Find each line with "name" and copy it.
** begin Data excerpts **
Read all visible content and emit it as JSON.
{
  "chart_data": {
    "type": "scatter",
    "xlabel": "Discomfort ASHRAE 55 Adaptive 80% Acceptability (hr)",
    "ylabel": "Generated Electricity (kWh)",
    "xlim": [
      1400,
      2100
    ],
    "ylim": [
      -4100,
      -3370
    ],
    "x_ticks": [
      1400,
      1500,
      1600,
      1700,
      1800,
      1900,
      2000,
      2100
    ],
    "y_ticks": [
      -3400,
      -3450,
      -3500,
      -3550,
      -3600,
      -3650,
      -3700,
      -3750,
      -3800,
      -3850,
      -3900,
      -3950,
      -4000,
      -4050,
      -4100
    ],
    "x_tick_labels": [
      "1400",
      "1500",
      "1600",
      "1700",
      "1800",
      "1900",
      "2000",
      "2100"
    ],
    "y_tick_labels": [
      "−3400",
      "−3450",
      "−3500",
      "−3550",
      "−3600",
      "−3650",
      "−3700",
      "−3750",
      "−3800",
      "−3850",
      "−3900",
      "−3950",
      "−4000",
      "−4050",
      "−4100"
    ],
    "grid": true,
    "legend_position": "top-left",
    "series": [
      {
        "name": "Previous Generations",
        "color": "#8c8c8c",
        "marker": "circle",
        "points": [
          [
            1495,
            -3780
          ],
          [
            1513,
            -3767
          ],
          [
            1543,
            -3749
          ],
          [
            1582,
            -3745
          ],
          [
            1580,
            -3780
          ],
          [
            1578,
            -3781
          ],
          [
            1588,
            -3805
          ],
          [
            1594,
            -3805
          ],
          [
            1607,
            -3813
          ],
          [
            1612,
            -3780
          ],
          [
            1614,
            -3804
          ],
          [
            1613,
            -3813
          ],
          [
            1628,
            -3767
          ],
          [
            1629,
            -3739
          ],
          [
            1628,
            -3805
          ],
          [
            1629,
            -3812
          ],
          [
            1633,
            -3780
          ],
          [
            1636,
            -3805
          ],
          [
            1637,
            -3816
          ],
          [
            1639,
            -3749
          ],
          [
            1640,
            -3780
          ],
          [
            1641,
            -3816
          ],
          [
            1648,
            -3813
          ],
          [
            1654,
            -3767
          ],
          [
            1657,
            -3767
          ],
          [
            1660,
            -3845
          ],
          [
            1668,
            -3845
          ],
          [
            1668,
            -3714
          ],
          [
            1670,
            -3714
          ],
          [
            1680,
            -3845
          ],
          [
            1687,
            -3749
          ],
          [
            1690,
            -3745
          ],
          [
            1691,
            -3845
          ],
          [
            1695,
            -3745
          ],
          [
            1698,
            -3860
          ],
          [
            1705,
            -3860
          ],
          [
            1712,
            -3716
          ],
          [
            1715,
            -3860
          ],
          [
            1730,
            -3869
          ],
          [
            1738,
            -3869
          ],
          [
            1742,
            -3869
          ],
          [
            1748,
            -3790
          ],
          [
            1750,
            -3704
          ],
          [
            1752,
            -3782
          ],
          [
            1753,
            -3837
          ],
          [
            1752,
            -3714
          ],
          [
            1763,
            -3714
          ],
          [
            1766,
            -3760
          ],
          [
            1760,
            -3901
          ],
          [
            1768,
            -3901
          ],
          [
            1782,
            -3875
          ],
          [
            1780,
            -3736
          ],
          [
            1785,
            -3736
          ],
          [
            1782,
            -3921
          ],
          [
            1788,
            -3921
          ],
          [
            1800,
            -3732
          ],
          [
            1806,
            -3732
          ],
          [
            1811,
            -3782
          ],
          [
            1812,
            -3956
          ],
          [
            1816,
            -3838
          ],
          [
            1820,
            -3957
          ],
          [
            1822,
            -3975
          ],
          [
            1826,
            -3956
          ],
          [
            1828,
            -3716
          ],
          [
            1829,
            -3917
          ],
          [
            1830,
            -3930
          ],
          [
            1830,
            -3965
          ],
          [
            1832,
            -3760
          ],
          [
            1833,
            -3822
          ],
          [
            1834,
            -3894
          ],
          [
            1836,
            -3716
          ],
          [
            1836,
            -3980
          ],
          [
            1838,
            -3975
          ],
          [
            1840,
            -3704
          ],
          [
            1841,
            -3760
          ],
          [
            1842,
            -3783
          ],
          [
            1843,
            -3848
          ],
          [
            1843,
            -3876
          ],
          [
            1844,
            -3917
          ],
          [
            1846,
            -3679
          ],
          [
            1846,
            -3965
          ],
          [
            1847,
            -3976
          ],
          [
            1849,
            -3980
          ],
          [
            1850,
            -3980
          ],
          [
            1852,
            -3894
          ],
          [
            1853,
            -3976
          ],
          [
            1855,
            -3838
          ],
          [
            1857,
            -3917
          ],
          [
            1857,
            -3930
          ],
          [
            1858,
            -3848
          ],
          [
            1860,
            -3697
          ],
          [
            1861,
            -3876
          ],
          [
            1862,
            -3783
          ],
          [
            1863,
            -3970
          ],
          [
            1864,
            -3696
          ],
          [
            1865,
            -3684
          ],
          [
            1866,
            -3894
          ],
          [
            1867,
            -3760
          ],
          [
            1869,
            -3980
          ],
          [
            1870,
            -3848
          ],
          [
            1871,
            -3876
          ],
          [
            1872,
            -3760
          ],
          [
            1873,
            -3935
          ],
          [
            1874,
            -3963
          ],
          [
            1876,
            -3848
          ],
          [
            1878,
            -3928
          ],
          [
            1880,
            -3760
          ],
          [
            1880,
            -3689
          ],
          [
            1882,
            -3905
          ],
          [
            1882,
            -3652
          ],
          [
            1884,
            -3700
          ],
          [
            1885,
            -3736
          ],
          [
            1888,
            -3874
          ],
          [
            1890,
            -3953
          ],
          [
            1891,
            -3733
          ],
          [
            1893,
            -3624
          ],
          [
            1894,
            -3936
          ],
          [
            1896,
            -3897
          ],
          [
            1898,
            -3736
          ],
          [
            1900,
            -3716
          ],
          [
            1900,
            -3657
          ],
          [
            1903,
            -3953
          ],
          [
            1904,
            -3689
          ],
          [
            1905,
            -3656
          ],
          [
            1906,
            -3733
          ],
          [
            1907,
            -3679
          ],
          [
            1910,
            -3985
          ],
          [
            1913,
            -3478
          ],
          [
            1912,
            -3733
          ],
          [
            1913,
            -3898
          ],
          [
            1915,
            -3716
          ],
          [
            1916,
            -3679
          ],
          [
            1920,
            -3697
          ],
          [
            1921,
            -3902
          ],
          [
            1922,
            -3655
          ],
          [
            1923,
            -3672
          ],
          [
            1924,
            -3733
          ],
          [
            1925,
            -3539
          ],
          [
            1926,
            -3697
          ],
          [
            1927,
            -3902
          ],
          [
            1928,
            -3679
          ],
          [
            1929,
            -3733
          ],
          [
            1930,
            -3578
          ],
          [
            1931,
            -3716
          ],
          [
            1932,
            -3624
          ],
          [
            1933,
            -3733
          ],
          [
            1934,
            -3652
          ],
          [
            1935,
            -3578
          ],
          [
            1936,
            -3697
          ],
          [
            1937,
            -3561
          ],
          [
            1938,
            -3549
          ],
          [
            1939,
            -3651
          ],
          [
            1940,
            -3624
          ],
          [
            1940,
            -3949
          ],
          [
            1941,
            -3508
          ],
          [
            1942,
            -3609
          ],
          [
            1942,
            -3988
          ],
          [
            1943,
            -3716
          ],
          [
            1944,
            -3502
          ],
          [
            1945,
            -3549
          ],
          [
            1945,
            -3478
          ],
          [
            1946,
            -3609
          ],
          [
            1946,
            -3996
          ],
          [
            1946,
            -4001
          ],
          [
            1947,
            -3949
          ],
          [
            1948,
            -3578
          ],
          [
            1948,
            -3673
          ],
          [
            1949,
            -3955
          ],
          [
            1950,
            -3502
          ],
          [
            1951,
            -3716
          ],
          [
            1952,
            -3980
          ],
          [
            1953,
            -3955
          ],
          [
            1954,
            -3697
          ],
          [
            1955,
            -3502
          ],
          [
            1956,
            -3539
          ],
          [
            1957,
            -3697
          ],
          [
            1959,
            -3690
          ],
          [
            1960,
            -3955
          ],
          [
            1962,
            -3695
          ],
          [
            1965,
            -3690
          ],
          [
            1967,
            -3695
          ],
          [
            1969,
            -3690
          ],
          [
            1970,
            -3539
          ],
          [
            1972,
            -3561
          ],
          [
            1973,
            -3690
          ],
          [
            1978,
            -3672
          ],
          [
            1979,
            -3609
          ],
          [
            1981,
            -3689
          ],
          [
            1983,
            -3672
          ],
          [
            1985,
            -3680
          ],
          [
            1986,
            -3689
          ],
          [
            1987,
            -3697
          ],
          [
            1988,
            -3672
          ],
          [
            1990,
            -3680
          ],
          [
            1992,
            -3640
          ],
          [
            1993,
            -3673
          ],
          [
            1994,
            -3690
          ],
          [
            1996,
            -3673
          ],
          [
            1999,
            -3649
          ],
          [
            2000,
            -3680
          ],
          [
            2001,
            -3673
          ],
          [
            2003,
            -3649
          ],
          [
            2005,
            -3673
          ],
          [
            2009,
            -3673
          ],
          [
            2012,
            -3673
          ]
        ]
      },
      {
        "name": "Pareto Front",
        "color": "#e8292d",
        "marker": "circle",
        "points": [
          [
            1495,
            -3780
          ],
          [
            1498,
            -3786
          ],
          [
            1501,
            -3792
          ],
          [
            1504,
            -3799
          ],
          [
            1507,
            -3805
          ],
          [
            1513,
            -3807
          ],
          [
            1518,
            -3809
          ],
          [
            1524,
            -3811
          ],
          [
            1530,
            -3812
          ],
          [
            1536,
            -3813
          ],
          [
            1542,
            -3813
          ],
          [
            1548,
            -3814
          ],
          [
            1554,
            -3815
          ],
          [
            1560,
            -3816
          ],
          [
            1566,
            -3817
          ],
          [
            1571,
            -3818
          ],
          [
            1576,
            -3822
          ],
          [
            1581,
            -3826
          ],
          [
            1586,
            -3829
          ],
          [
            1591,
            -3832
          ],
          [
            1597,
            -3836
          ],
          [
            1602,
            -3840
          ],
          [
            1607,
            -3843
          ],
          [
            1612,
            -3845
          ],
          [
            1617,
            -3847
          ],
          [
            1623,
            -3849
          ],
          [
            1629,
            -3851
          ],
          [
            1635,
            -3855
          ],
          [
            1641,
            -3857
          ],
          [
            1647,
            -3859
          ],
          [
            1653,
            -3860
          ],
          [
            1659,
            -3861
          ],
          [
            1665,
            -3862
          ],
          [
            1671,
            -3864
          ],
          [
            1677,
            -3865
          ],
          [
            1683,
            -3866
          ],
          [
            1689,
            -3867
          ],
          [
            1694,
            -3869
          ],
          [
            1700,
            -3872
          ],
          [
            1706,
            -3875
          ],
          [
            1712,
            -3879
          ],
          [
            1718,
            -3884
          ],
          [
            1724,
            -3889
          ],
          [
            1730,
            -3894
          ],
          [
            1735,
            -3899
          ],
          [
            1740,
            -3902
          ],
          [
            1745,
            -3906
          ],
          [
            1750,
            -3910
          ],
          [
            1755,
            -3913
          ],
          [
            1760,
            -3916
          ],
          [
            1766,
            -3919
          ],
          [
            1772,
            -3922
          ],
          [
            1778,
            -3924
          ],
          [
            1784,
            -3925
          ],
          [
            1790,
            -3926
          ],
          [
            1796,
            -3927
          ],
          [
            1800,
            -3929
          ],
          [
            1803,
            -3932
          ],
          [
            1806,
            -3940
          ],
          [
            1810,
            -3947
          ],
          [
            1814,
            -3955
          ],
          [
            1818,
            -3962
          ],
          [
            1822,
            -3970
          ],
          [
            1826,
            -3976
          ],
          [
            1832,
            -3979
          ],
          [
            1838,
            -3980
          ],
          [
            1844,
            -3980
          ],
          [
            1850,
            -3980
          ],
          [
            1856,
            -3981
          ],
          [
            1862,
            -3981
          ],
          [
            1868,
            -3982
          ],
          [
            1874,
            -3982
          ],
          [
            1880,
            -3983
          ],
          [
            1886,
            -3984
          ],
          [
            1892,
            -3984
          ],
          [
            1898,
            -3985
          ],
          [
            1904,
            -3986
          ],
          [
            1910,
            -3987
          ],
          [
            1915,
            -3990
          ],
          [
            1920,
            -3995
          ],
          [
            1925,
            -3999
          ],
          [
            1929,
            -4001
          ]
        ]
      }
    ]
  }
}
** end Data excerpts **
Reply:
        "name": "Previous Generations",
        "name": "Pareto Front",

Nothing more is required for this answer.